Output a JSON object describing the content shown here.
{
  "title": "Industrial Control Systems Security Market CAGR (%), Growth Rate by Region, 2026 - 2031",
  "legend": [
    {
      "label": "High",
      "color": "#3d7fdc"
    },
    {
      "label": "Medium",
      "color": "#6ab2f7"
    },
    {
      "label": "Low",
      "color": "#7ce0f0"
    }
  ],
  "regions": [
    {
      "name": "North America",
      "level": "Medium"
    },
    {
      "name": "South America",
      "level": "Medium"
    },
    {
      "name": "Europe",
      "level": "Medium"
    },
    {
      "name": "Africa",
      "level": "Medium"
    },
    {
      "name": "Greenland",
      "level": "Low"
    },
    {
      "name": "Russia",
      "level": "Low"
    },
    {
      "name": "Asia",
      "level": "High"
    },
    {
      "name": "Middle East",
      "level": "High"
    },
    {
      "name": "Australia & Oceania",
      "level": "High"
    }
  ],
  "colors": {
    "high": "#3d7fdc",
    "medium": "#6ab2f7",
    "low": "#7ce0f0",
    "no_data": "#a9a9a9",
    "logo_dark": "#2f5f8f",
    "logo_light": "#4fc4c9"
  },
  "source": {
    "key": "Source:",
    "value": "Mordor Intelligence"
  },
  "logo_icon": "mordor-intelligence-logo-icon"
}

--------------------

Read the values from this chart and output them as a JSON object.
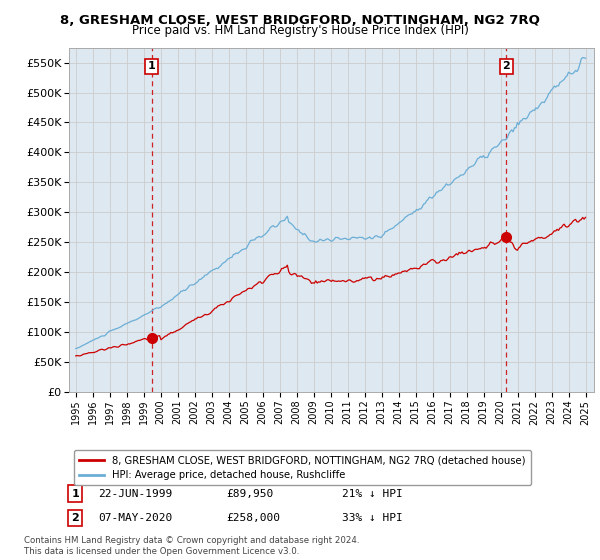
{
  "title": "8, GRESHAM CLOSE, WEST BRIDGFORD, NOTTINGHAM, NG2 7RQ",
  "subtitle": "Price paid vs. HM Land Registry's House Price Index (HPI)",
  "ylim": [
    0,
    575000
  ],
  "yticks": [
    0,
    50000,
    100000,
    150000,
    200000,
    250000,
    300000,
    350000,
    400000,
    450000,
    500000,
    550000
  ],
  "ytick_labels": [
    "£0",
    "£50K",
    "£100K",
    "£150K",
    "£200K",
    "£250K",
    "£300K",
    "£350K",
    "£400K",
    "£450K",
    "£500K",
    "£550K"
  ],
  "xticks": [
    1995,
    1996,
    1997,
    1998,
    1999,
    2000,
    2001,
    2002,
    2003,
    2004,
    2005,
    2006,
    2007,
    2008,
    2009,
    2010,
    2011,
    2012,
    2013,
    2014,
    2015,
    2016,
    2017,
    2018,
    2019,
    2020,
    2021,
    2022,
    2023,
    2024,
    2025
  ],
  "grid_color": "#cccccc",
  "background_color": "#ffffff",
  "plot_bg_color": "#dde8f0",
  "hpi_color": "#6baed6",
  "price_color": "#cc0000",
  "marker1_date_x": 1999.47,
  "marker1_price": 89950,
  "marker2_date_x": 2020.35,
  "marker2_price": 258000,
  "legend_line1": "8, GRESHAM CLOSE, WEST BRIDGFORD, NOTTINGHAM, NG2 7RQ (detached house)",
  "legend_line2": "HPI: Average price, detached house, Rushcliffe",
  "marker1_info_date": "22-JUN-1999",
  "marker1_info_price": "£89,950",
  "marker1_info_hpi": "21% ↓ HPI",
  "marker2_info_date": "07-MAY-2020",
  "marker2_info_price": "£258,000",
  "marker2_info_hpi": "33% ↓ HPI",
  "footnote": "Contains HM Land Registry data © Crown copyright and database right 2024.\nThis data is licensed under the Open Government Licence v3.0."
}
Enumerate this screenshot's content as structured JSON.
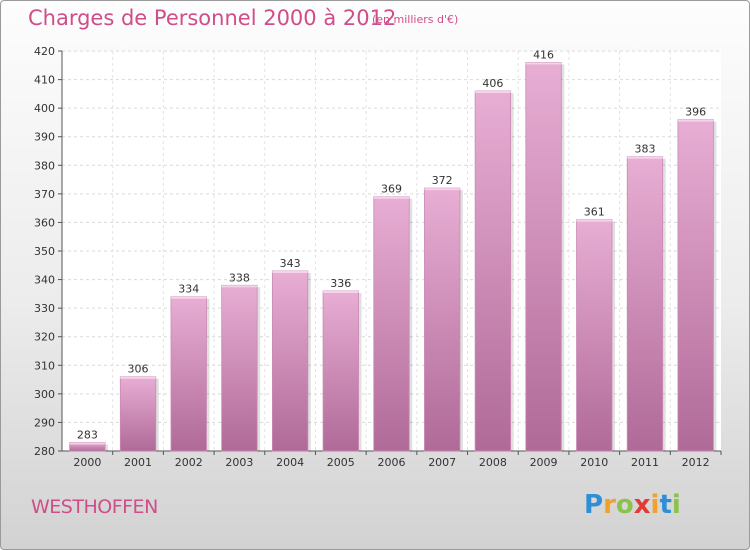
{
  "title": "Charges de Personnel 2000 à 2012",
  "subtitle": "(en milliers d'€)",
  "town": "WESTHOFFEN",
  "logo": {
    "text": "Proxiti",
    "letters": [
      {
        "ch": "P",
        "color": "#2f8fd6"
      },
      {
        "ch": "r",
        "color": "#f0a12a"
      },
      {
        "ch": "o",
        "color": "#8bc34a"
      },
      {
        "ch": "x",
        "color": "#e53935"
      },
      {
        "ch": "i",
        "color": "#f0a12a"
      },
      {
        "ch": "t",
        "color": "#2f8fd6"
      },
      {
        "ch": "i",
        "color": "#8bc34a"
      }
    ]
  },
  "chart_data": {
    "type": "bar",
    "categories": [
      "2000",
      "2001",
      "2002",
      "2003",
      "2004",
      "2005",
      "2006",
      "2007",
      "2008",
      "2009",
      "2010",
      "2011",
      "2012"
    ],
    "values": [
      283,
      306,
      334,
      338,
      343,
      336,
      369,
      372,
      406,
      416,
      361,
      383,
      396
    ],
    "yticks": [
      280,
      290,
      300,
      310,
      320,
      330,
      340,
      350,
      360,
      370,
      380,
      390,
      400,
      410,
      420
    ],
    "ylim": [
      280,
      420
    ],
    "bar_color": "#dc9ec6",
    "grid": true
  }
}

--------------------

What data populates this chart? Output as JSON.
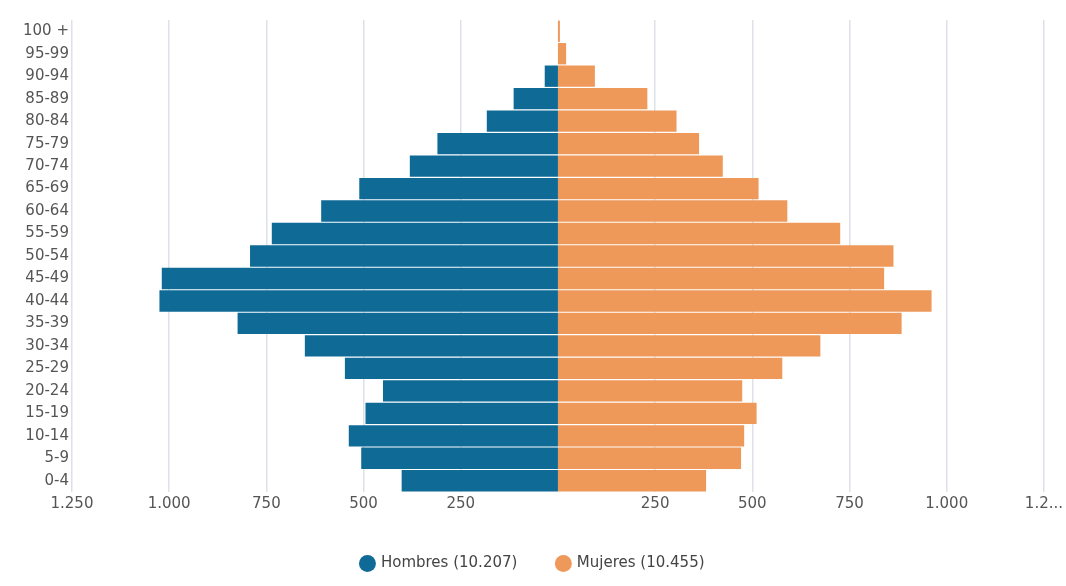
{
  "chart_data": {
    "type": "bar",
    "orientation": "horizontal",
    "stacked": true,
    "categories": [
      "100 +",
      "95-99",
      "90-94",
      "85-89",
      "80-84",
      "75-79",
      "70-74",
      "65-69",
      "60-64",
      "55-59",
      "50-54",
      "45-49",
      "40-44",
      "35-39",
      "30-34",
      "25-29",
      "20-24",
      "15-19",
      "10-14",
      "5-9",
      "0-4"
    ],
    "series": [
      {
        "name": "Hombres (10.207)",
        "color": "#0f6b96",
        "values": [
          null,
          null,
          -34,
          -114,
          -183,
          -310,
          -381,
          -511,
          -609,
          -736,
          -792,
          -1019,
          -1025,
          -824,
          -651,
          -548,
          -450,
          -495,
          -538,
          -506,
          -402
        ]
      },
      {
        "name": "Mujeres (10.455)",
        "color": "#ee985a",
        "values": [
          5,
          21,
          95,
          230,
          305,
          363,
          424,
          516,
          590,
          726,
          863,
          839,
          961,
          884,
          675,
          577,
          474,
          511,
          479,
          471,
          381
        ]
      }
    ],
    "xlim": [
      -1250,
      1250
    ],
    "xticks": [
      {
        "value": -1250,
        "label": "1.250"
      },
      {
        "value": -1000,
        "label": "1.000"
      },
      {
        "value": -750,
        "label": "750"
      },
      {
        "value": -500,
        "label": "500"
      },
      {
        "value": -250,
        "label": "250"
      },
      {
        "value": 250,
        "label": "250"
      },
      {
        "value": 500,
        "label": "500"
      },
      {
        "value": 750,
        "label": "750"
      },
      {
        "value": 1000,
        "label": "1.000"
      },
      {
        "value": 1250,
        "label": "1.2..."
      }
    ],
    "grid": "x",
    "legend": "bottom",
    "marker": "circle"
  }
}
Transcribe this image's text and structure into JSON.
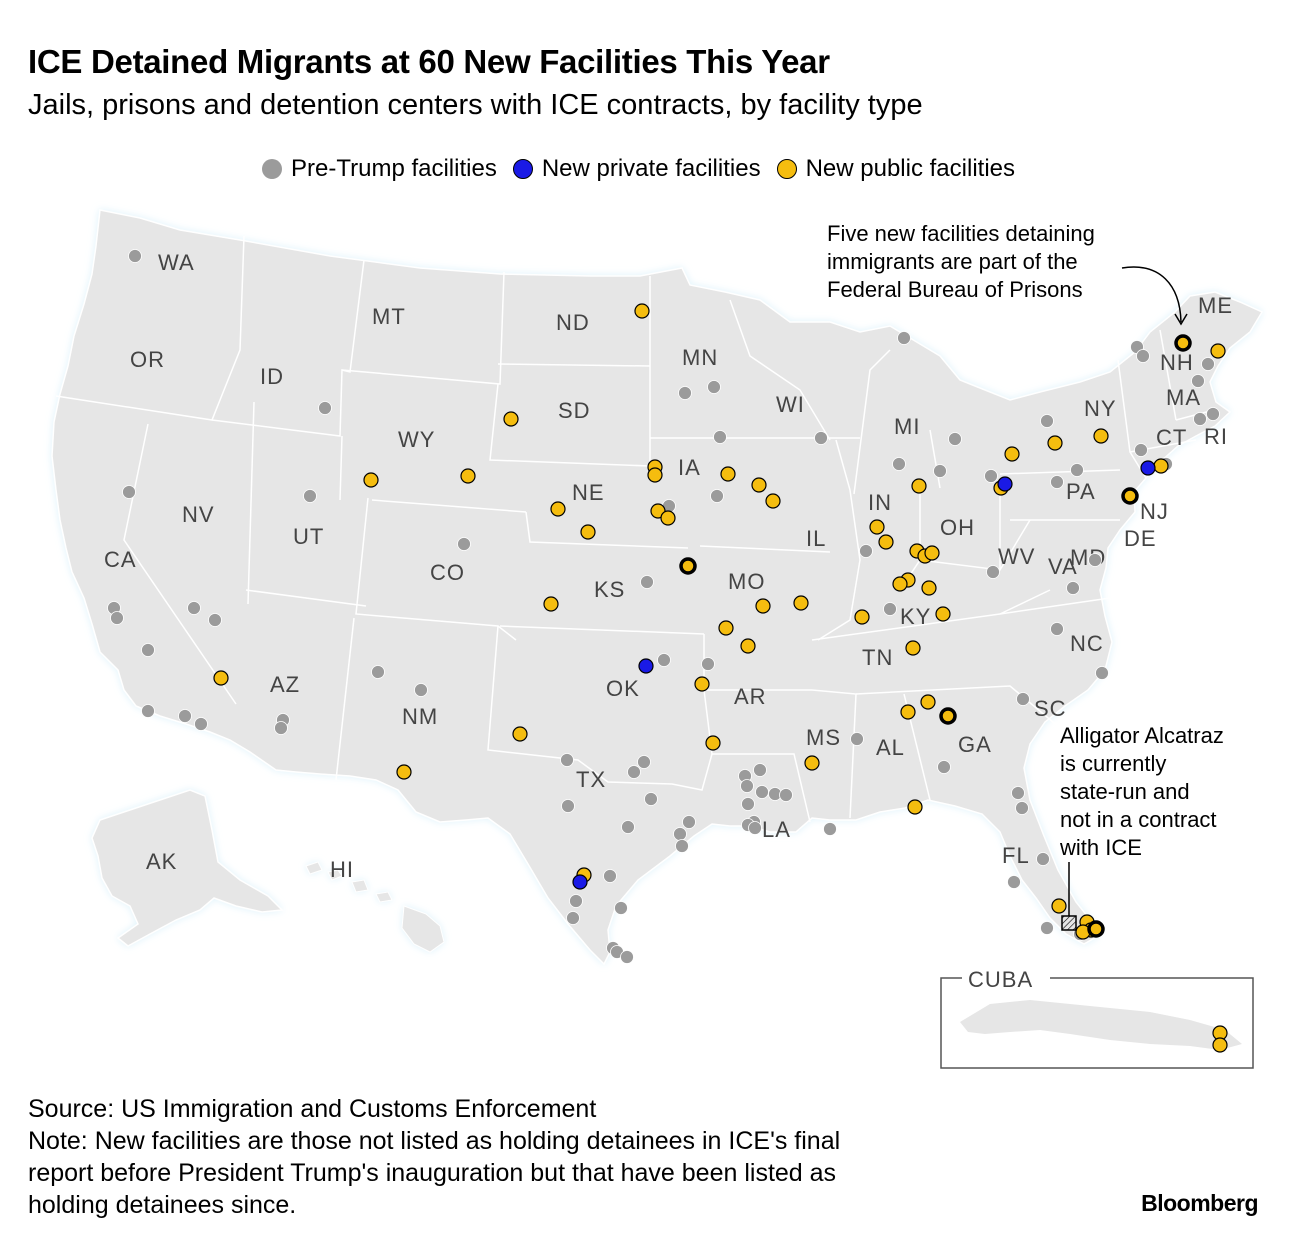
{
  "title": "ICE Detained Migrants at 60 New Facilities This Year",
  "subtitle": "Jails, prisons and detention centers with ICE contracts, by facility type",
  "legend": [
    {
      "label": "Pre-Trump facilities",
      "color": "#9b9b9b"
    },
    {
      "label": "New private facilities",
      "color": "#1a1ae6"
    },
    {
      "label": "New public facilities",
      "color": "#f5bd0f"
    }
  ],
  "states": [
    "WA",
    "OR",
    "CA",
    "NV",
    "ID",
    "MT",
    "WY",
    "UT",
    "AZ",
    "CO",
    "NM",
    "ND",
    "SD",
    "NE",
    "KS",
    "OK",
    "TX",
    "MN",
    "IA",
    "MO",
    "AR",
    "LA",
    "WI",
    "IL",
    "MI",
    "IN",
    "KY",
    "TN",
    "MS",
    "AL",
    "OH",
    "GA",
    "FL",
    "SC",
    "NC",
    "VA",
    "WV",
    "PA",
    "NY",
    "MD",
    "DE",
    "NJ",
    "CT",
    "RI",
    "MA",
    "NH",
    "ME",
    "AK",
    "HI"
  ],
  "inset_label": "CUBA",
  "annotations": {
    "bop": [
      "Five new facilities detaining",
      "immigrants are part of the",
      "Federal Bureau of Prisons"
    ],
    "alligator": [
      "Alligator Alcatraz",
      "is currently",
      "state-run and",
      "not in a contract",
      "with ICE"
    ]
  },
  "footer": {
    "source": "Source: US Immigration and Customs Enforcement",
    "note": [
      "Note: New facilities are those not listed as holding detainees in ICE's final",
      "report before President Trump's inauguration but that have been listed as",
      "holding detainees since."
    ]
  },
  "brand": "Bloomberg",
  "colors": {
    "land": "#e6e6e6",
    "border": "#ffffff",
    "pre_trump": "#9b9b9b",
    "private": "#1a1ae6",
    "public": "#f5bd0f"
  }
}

--------------------

◆ **Directions for this task**
Return only those lines of the records that contain the string "text".

◆ **Completed task**
    "text": "Proxiti",
Transcribe this image's text and structure into JSON.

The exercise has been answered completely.